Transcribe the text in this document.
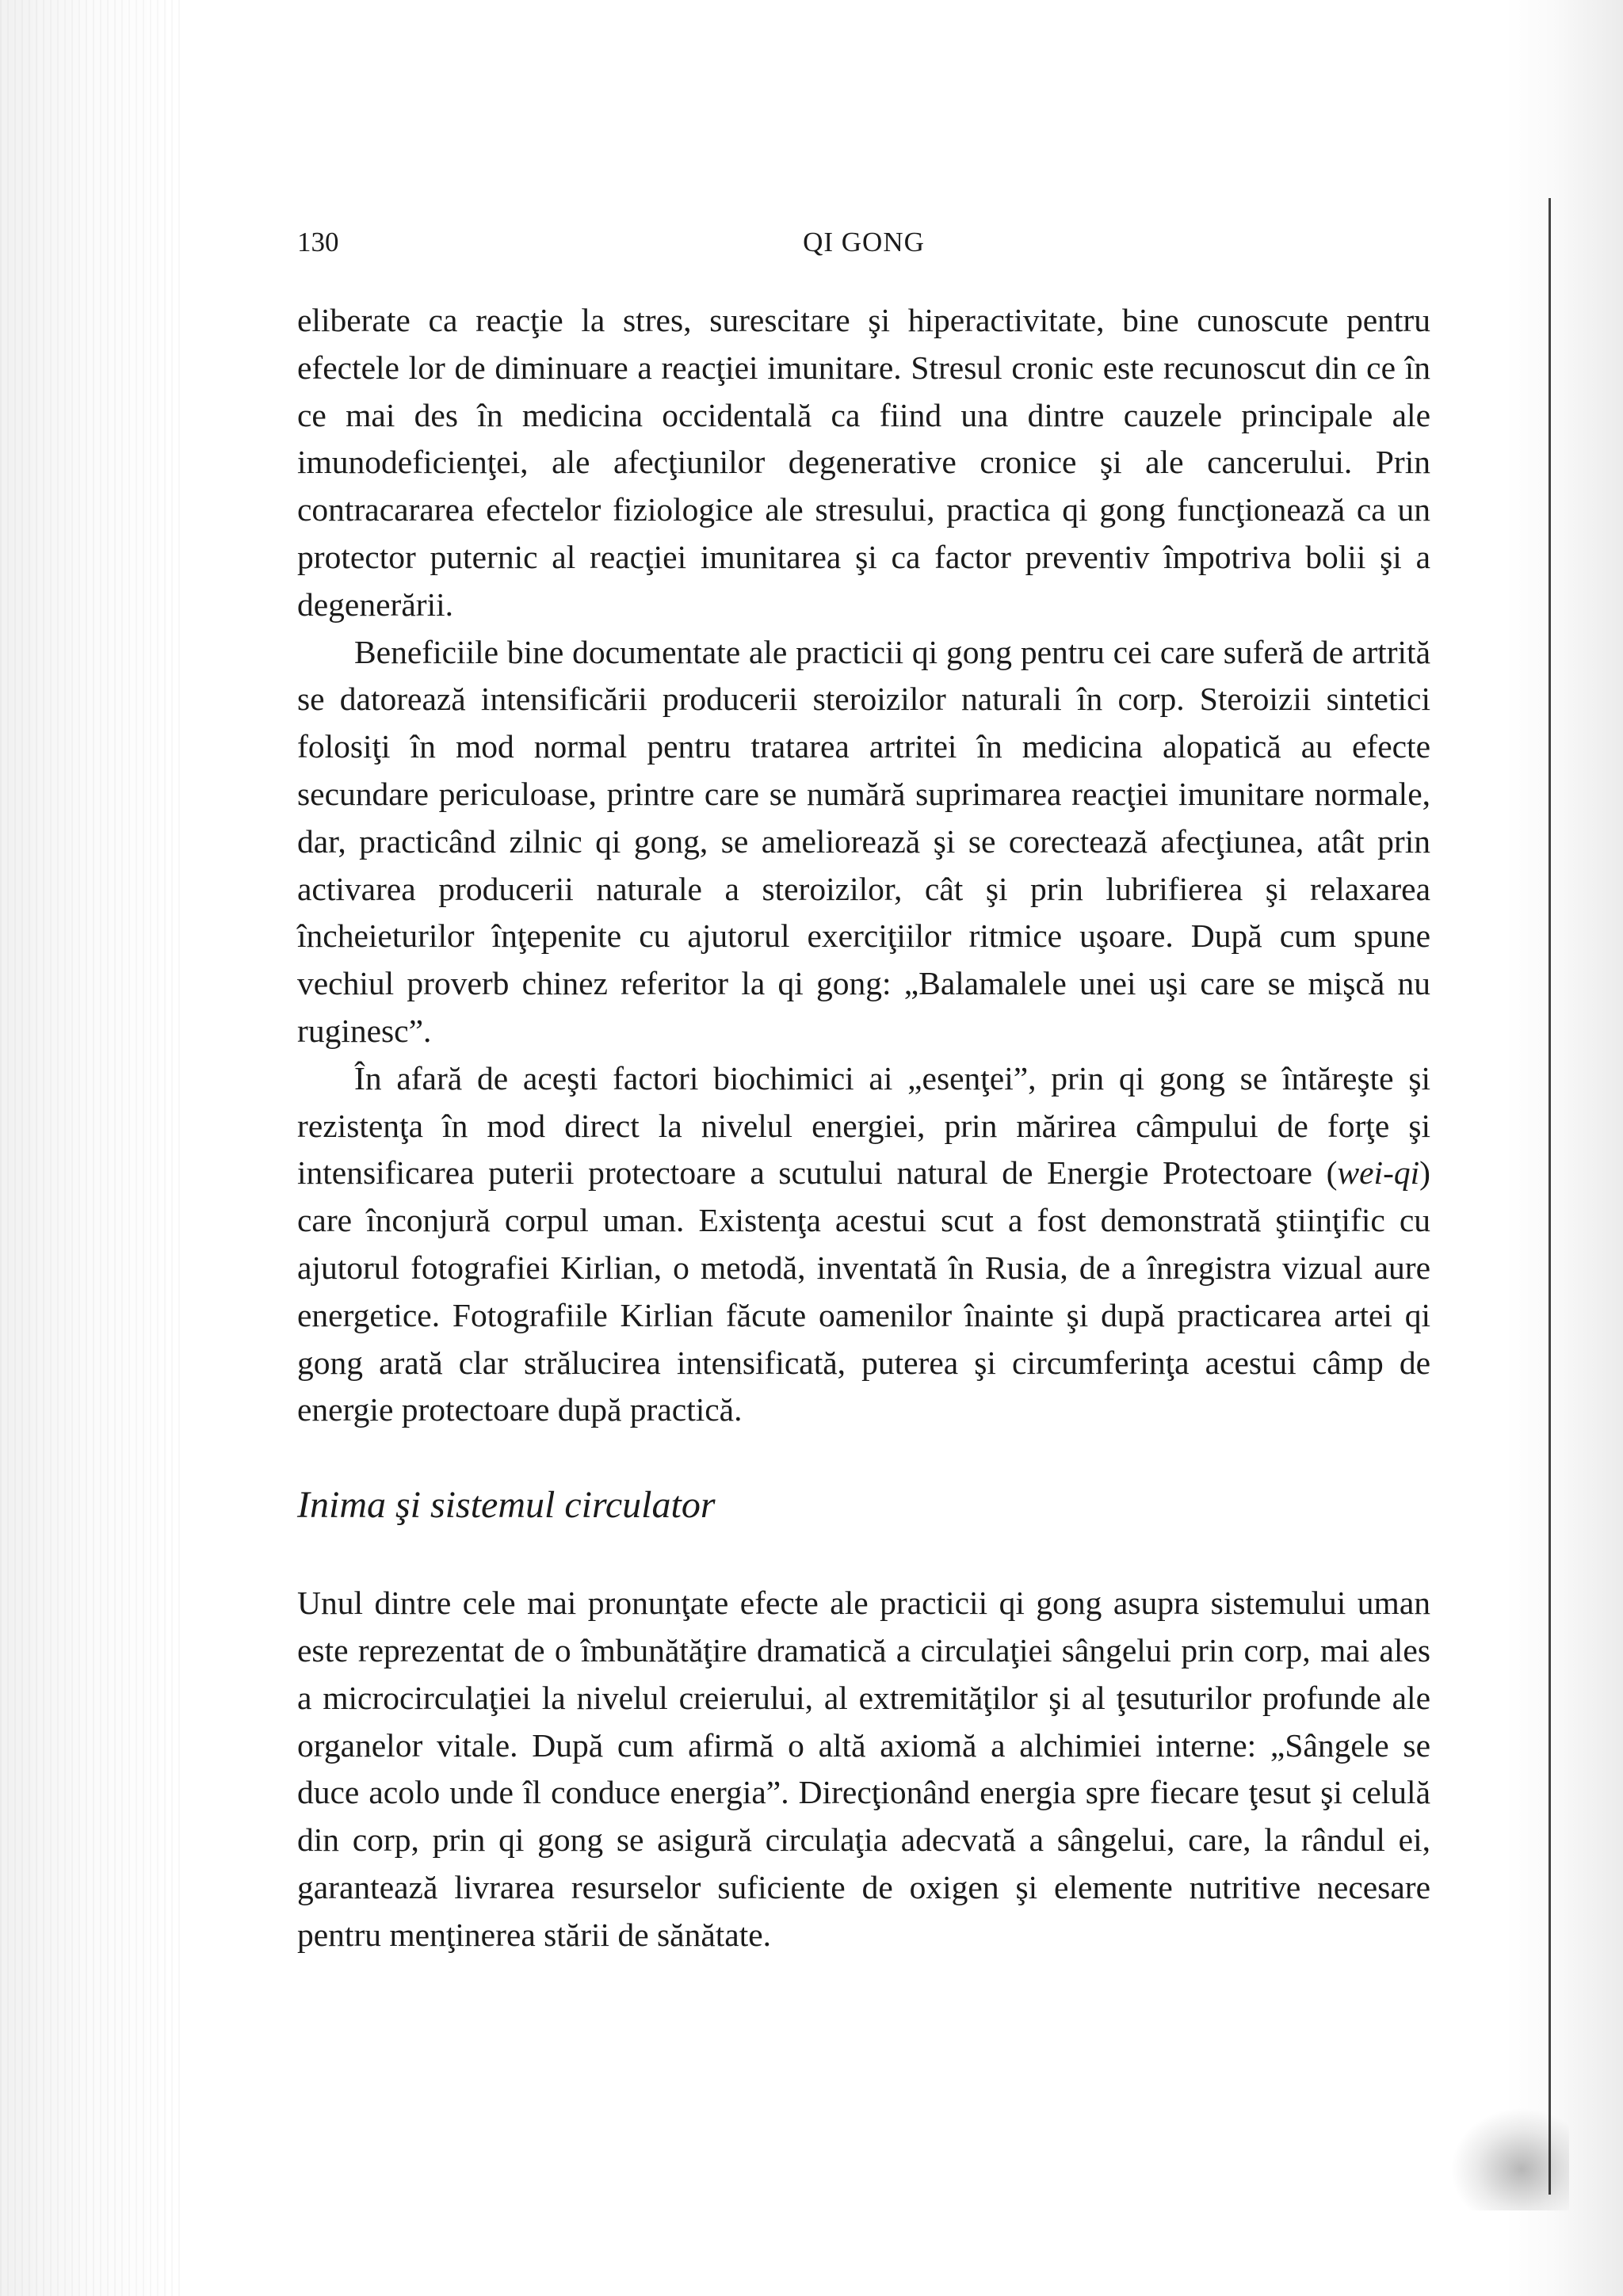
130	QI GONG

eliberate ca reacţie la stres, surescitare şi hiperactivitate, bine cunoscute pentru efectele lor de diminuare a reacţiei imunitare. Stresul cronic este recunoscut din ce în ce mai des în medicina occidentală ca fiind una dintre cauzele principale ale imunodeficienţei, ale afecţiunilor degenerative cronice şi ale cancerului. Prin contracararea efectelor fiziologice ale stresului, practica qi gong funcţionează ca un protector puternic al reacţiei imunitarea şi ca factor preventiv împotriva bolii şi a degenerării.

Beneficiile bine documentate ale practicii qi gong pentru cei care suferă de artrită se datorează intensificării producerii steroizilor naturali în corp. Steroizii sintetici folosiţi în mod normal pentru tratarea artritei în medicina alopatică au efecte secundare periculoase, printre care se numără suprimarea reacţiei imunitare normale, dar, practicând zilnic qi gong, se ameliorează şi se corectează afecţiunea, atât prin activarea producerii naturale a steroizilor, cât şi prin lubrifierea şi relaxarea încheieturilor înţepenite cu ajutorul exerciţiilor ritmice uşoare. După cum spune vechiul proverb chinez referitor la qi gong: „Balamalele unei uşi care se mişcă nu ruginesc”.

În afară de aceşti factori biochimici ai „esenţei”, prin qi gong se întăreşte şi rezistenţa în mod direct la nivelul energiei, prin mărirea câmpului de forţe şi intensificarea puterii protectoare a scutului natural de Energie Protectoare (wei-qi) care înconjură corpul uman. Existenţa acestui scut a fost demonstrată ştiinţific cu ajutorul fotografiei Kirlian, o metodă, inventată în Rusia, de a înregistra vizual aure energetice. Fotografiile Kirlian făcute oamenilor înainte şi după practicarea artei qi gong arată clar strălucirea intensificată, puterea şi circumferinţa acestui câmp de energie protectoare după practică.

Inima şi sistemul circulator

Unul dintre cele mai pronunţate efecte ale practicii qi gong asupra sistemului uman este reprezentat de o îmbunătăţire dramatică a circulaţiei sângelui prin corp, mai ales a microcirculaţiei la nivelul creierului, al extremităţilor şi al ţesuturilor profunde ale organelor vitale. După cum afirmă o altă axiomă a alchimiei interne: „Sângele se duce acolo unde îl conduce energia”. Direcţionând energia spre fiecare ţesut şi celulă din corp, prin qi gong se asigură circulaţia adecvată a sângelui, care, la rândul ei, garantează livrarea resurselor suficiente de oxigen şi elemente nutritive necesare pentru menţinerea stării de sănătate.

◆ **TASK PROMPT**
Your task is an exact transcription of all the data, minus the pictures.

◆ **COMPLETE RESPONSE**
Transcribe the text in this document.
130	QI GONG

eliberate ca reacţie la stres, surescitare şi hiperactivitate, bine cunoscute pentru efectele lor de diminuare a reacţiei imunitare. Stresul cronic este recunoscut din ce în ce mai des în medicina occidentală ca fiind una dintre cauzele principale ale imunodeficienţei, ale afecţiunilor degenerative cronice şi ale cancerului. Prin contracararea efectelor fiziologice ale stresului, practica qi gong funcţionează ca un protector puternic al reacţiei imunitarea şi ca factor preventiv împotriva bolii şi a degenerării.

Beneficiile bine documentate ale practicii qi gong pentru cei care suferă de artrită se datorează intensificării producerii steroizilor naturali în corp. Steroizii sintetici folosiţi în mod normal pentru tratarea artritei în medicina alopatică au efecte secundare periculoase, printre care se numără suprimarea reacţiei imunitare normale, dar, practicând zilnic qi gong, se ameliorează şi se corectează afecţiunea, atât prin activarea producerii naturale a steroizilor, cât şi prin lubrifierea şi relaxarea încheieturilor înţepenite cu ajutorul exerciţiilor ritmice uşoare. După cum spune vechiul proverb chinez referitor la qi gong: „Balamalele unei uşi care se mişcă nu ruginesc”.

În afară de aceşti factori biochimici ai „esenţei”, prin qi gong se întăreşte şi rezistenţa în mod direct la nivelul energiei, prin mărirea câmpului de forţe şi intensificarea puterii protectoare a scutului natural de Energie Protectoare (wei-qi) care înconjură corpul uman. Existenţa acestui scut a fost demonstrată ştiinţific cu ajutorul fotografiei Kirlian, o metodă, inventată în Rusia, de a înregistra vizual aure energetice. Fotografiile Kirlian făcute oamenilor înainte şi după practicarea artei qi gong arată clar strălucirea intensificată, puterea şi circumferinţa acestui câmp de energie protectoare după practică.

Inima şi sistemul circulator

Unul dintre cele mai pronunţate efecte ale practicii qi gong asupra sistemului uman este reprezentat de o îmbunătăţire dramatică a circulaţiei sângelui prin corp, mai ales a microcirculaţiei la nivelul creierului, al extremităţilor şi al ţesuturilor profunde ale organelor vitale. După cum afirmă o altă axiomă a alchimiei interne: „Sângele se duce acolo unde îl conduce energia”. Direcţionând energia spre fiecare ţesut şi celulă din corp, prin qi gong se asigură circulaţia adecvată a sângelui, care, la rândul ei, garantează livrarea resurselor suficiente de oxigen şi elemente nutritive necesare pentru menţinerea stării de sănătate.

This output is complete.